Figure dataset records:

---------------

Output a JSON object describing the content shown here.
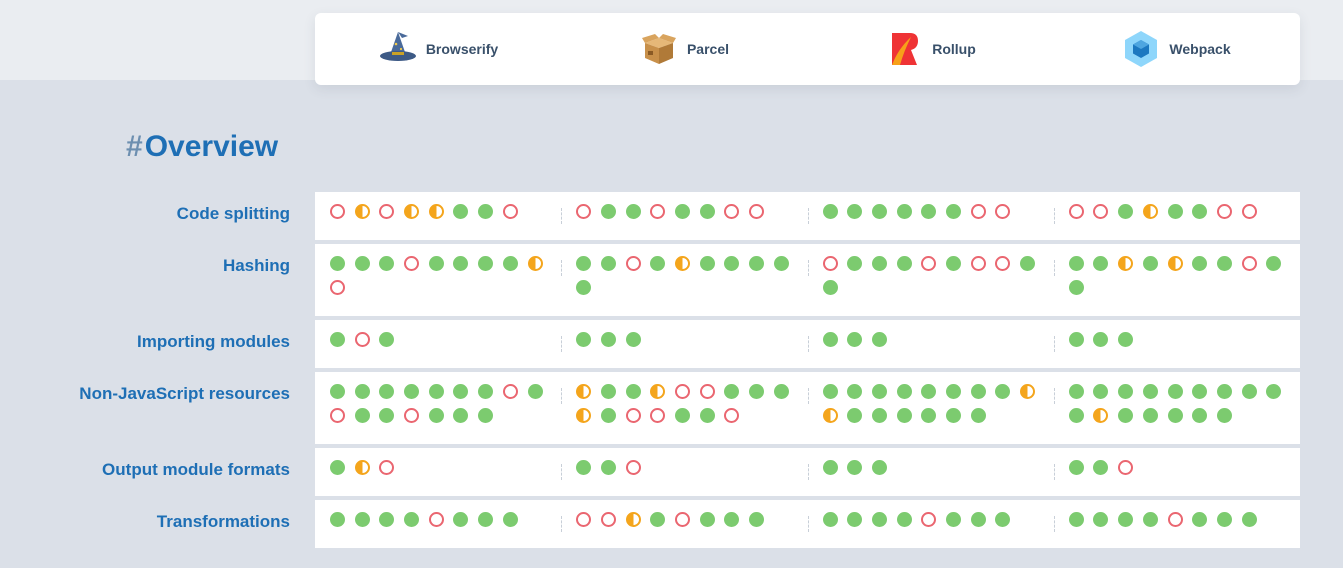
{
  "tools": [
    {
      "name": "Browserify",
      "icon": "wizard-hat-icon"
    },
    {
      "name": "Parcel",
      "icon": "package-box-icon"
    },
    {
      "name": "Rollup",
      "icon": "rollup-logo-icon"
    },
    {
      "name": "Webpack",
      "icon": "webpack-cube-icon"
    }
  ],
  "section": {
    "hash": "#",
    "title": "Overview"
  },
  "colors": {
    "full": "#7ccb6f",
    "partial": "#f4a51c",
    "none": "#ea6670",
    "title": "#1e6fb5"
  },
  "rows": [
    {
      "label": "Code splitting",
      "cells": [
        [
          "none",
          "partial",
          "none",
          "partial",
          "partial",
          "full",
          "full",
          "none"
        ],
        [
          "none",
          "full",
          "full",
          "none",
          "full",
          "full",
          "none",
          "none"
        ],
        [
          "full",
          "full",
          "full",
          "full",
          "full",
          "full",
          "none",
          "none"
        ],
        [
          "none",
          "none",
          "full",
          "partial",
          "full",
          "full",
          "none",
          "none"
        ]
      ]
    },
    {
      "label": "Hashing",
      "cells": [
        [
          "full",
          "full",
          "full",
          "none",
          "full",
          "full",
          "full",
          "full",
          "partial",
          "none"
        ],
        [
          "full",
          "full",
          "none",
          "full",
          "partial",
          "full",
          "full",
          "full",
          "full",
          "full"
        ],
        [
          "none",
          "full",
          "full",
          "full",
          "none",
          "full",
          "none",
          "none",
          "full",
          "full"
        ],
        [
          "full",
          "full",
          "partial",
          "full",
          "partial",
          "full",
          "full",
          "none",
          "full",
          "full"
        ]
      ]
    },
    {
      "label": "Importing modules",
      "cells": [
        [
          "full",
          "none",
          "full"
        ],
        [
          "full",
          "full",
          "full"
        ],
        [
          "full",
          "full",
          "full"
        ],
        [
          "full",
          "full",
          "full"
        ]
      ]
    },
    {
      "label": "Non-JavaScript resources",
      "cells": [
        [
          "full",
          "full",
          "full",
          "full",
          "full",
          "full",
          "full",
          "none",
          "full",
          "none",
          "full",
          "full",
          "none",
          "full",
          "full",
          "full"
        ],
        [
          "partial",
          "full",
          "full",
          "partial",
          "none",
          "none",
          "full",
          "full",
          "full",
          "partial",
          "full",
          "none",
          "none",
          "full",
          "full",
          "none"
        ],
        [
          "full",
          "full",
          "full",
          "full",
          "full",
          "full",
          "full",
          "full",
          "partial",
          "partial",
          "full",
          "full",
          "full",
          "full",
          "full",
          "full"
        ],
        [
          "full",
          "full",
          "full",
          "full",
          "full",
          "full",
          "full",
          "full",
          "full",
          "full",
          "partial",
          "full",
          "full",
          "full",
          "full",
          "full"
        ]
      ]
    },
    {
      "label": "Output module formats",
      "cells": [
        [
          "full",
          "partial",
          "none"
        ],
        [
          "full",
          "full",
          "none"
        ],
        [
          "full",
          "full",
          "full"
        ],
        [
          "full",
          "full",
          "none"
        ]
      ]
    },
    {
      "label": "Transformations",
      "cells": [
        [
          "full",
          "full",
          "full",
          "full",
          "none",
          "full",
          "full",
          "full"
        ],
        [
          "none",
          "none",
          "partial",
          "full",
          "none",
          "full",
          "full",
          "full"
        ],
        [
          "full",
          "full",
          "full",
          "full",
          "none",
          "full",
          "full",
          "full"
        ],
        [
          "full",
          "full",
          "full",
          "full",
          "none",
          "full",
          "full",
          "full"
        ]
      ]
    }
  ]
}
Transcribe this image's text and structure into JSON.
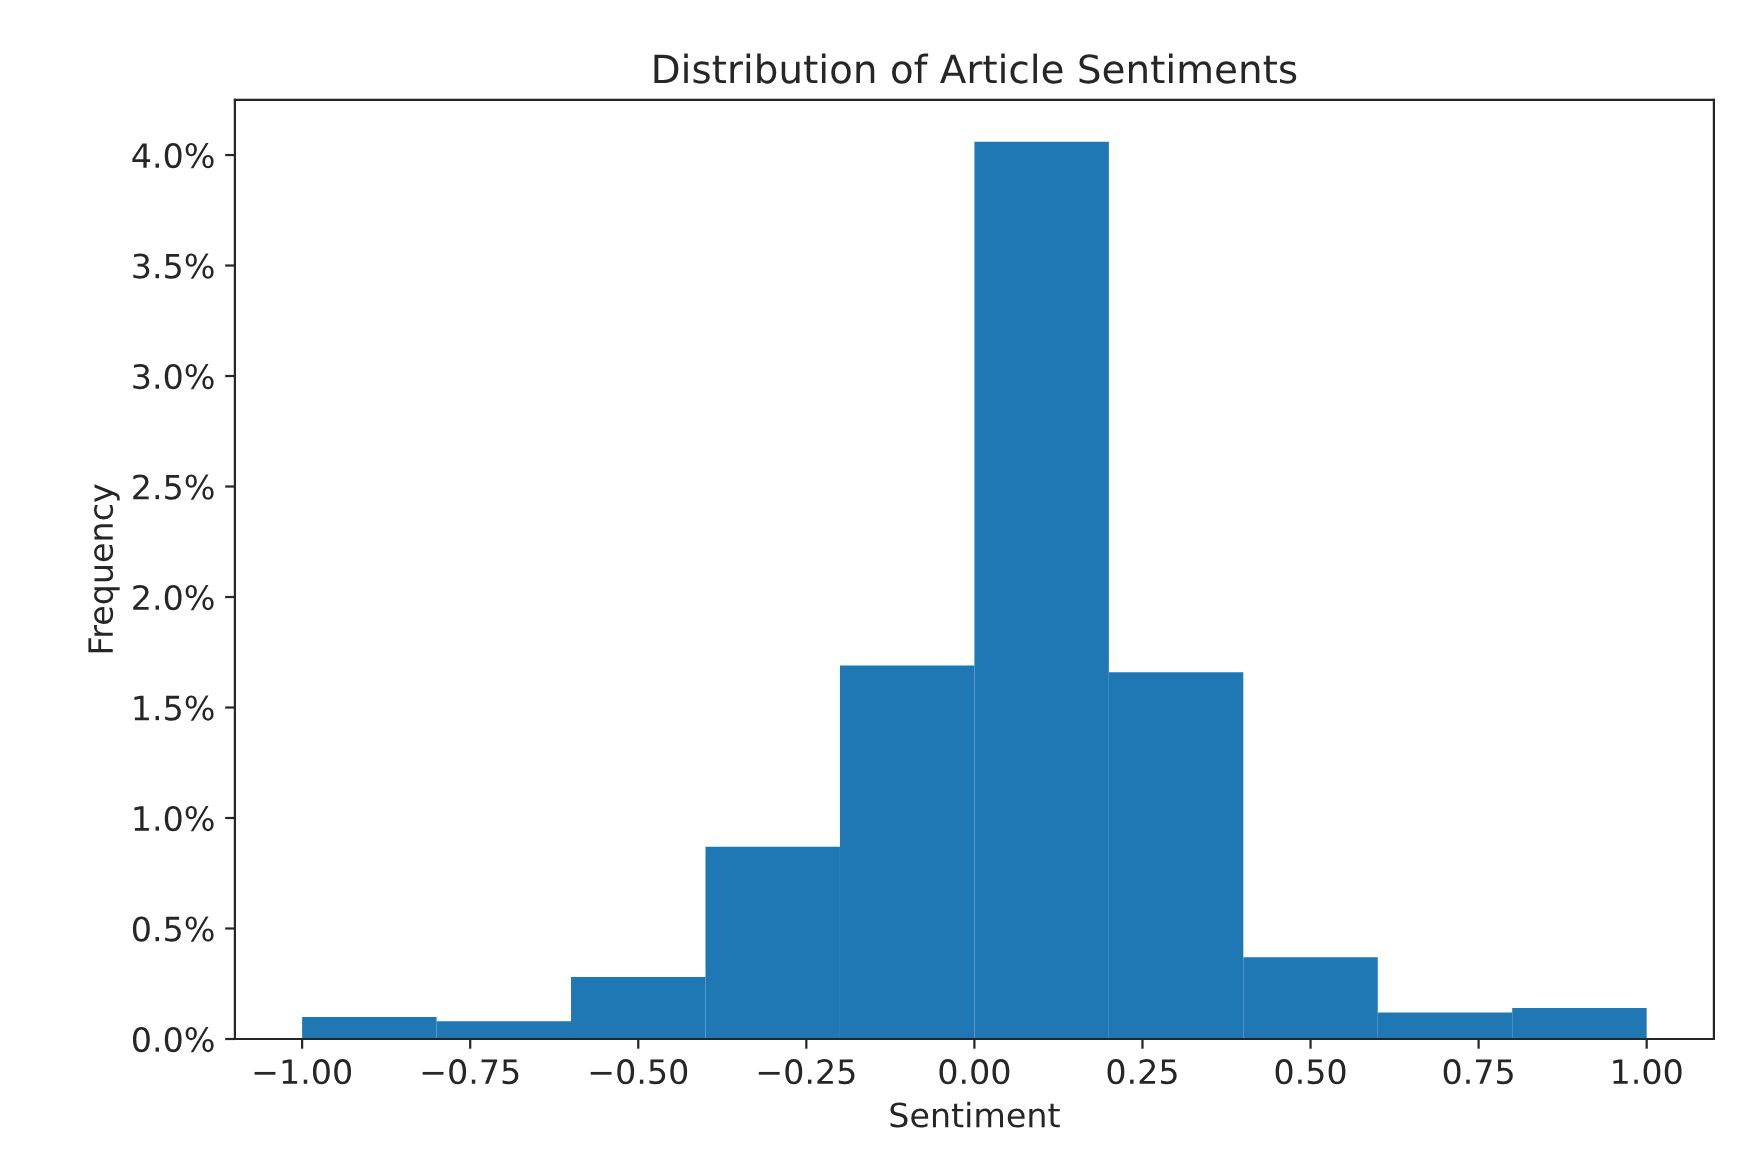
{
  "chart_data": {
    "type": "histogram",
    "title": "Distribution of Article Sentiments",
    "xlabel": "Sentiment",
    "ylabel": "Frequency",
    "bins": [
      -1.0,
      -0.8,
      -0.6,
      -0.4,
      -0.2,
      0.0,
      0.2,
      0.4,
      0.6,
      0.8,
      1.0
    ],
    "values": [
      0.1,
      0.08,
      0.28,
      0.87,
      1.69,
      4.06,
      1.66,
      0.37,
      0.12,
      0.14
    ],
    "color": "#1f77b4",
    "xlim": [
      -1.1,
      1.1
    ],
    "xticks": [
      {
        "value": -1.0,
        "label": "−1.00"
      },
      {
        "value": -0.75,
        "label": "−0.75"
      },
      {
        "value": -0.5,
        "label": "−0.50"
      },
      {
        "value": -0.25,
        "label": "−0.25"
      },
      {
        "value": 0.0,
        "label": "0.00"
      },
      {
        "value": 0.25,
        "label": "0.25"
      },
      {
        "value": 0.5,
        "label": "0.50"
      },
      {
        "value": 0.75,
        "label": "0.75"
      },
      {
        "value": 1.0,
        "label": "1.00"
      }
    ],
    "ylim": [
      0,
      4.25
    ],
    "yticks": [
      {
        "value": 0,
        "label": "0.0%"
      },
      {
        "value": 0.5,
        "label": "0.5%"
      },
      {
        "value": 1.0,
        "label": "1.0%"
      },
      {
        "value": 1.5,
        "label": "1.5%"
      },
      {
        "value": 2.0,
        "label": "2.0%"
      },
      {
        "value": 2.5,
        "label": "2.5%"
      },
      {
        "value": 3.0,
        "label": "3.0%"
      },
      {
        "value": 3.5,
        "label": "3.5%"
      },
      {
        "value": 4.0,
        "label": "4.0%"
      }
    ],
    "grid": false
  }
}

---------------

WRITTEN TASK: Exclude all images and restate the records above word for word.

TASK OUTPUT:
Output a JSON object describing the content shown here.
{
  "tools": [
    {
      "name": "Browserify",
      "icon": "wizard-hat-icon"
    },
    {
      "name": "Parcel",
      "icon": "package-box-icon"
    },
    {
      "name": "Rollup",
      "icon": "rollup-logo-icon"
    },
    {
      "name": "Webpack",
      "icon": "webpack-cube-icon"
    }
  ],
  "section": {
    "hash": "#",
    "title": "Overview"
  },
  "colors": {
    "full": "#7ccb6f",
    "partial": "#f4a51c",
    "none": "#ea6670",
    "title": "#1e6fb5"
  },
  "rows": [
    {
      "label": "Code splitting",
      "cells": [
        [
          "none",
          "partial",
          "none",
          "partial",
          "partial",
          "full",
          "full",
          "none"
        ],
        [
          "none",
          "full",
          "full",
          "none",
          "full",
          "full",
          "none",
          "none"
        ],
        [
          "full",
          "full",
          "full",
          "full",
          "full",
          "full",
          "none",
          "none"
        ],
        [
          "none",
          "none",
          "full",
          "partial",
          "full",
          "full",
          "none",
          "none"
        ]
      ]
    },
    {
      "label": "Hashing",
      "cells": [
        [
          "full",
          "full",
          "full",
          "none",
          "full",
          "full",
          "full",
          "full",
          "partial",
          "none"
        ],
        [
          "full",
          "full",
          "none",
          "full",
          "partial",
          "full",
          "full",
          "full",
          "full",
          "full"
        ],
        [
          "none",
          "full",
          "full",
          "full",
          "none",
          "full",
          "none",
          "none",
          "full",
          "full"
        ],
        [
          "full",
          "full",
          "partial",
          "full",
          "partial",
          "full",
          "full",
          "none",
          "full",
          "full"
        ]
      ]
    },
    {
      "label": "Importing modules",
      "cells": [
        [
          "full",
          "none",
          "full"
        ],
        [
          "full",
          "full",
          "full"
        ],
        [
          "full",
          "full",
          "full"
        ],
        [
          "full",
          "full",
          "full"
        ]
      ]
    },
    {
      "label": "Non-JavaScript resources",
      "cells": [
        [
          "full",
          "full",
          "full",
          "full",
          "full",
          "full",
          "full",
          "none",
          "full",
          "none",
          "full",
          "full",
          "none",
          "full",
          "full",
          "full"
        ],
        [
          "partial",
          "full",
          "full",
          "partial",
          "none",
          "none",
          "full",
          "full",
          "full",
          "partial",
          "full",
          "none",
          "none",
          "full",
          "full",
          "none"
        ],
        [
          "full",
          "full",
          "full",
          "full",
          "full",
          "full",
          "full",
          "full",
          "partial",
          "partial",
          "full",
          "full",
          "full",
          "full",
          "full",
          "full"
        ],
        [
          "full",
          "full",
          "full",
          "full",
          "full",
          "full",
          "full",
          "full",
          "full",
          "full",
          "partial",
          "full",
          "full",
          "full",
          "full",
          "full"
        ]
      ]
    },
    {
      "label": "Output module formats",
      "cells": [
        [
          "full",
          "partial",
          "none"
        ],
        [
          "full",
          "full",
          "none"
        ],
        [
          "full",
          "full",
          "full"
        ],
        [
          "full",
          "full",
          "none"
        ]
      ]
    },
    {
      "label": "Transformations",
      "cells": [
        [
          "full",
          "full",
          "full",
          "full",
          "none",
          "full",
          "full",
          "full"
        ],
        [
          "none",
          "none",
          "partial",
          "full",
          "none",
          "full",
          "full",
          "full"
        ],
        [
          "full",
          "full",
          "full",
          "full",
          "none",
          "full",
          "full",
          "full"
        ],
        [
          "full",
          "full",
          "full",
          "full",
          "none",
          "full",
          "full",
          "full"
        ]
      ]
    }
  ]
}
Transcribe this image's text and structure into JSON.
{
  "chart_data": {
    "type": "histogram",
    "title": "Distribution of Article Sentiments",
    "xlabel": "Sentiment",
    "ylabel": "Frequency",
    "bins": [
      -1.0,
      -0.8,
      -0.6,
      -0.4,
      -0.2,
      0.0,
      0.2,
      0.4,
      0.6,
      0.8,
      1.0
    ],
    "values": [
      0.1,
      0.08,
      0.28,
      0.87,
      1.69,
      4.06,
      1.66,
      0.37,
      0.12,
      0.14
    ],
    "color": "#1f77b4",
    "xlim": [
      -1.1,
      1.1
    ],
    "xticks": [
      {
        "value": -1.0,
        "label": "−1.00"
      },
      {
        "value": -0.75,
        "label": "−0.75"
      },
      {
        "value": -0.5,
        "label": "−0.50"
      },
      {
        "value": -0.25,
        "label": "−0.25"
      },
      {
        "value": 0.0,
        "label": "0.00"
      },
      {
        "value": 0.25,
        "label": "0.25"
      },
      {
        "value": 0.5,
        "label": "0.50"
      },
      {
        "value": 0.75,
        "label": "0.75"
      },
      {
        "value": 1.0,
        "label": "1.00"
      }
    ],
    "ylim": [
      0,
      4.25
    ],
    "yticks": [
      {
        "value": 0,
        "label": "0.0%"
      },
      {
        "value": 0.5,
        "label": "0.5%"
      },
      {
        "value": 1.0,
        "label": "1.0%"
      },
      {
        "value": 1.5,
        "label": "1.5%"
      },
      {
        "value": 2.0,
        "label": "2.0%"
      },
      {
        "value": 2.5,
        "label": "2.5%"
      },
      {
        "value": 3.0,
        "label": "3.0%"
      },
      {
        "value": 3.5,
        "label": "3.5%"
      },
      {
        "value": 4.0,
        "label": "4.0%"
      }
    ],
    "grid": false
  }
}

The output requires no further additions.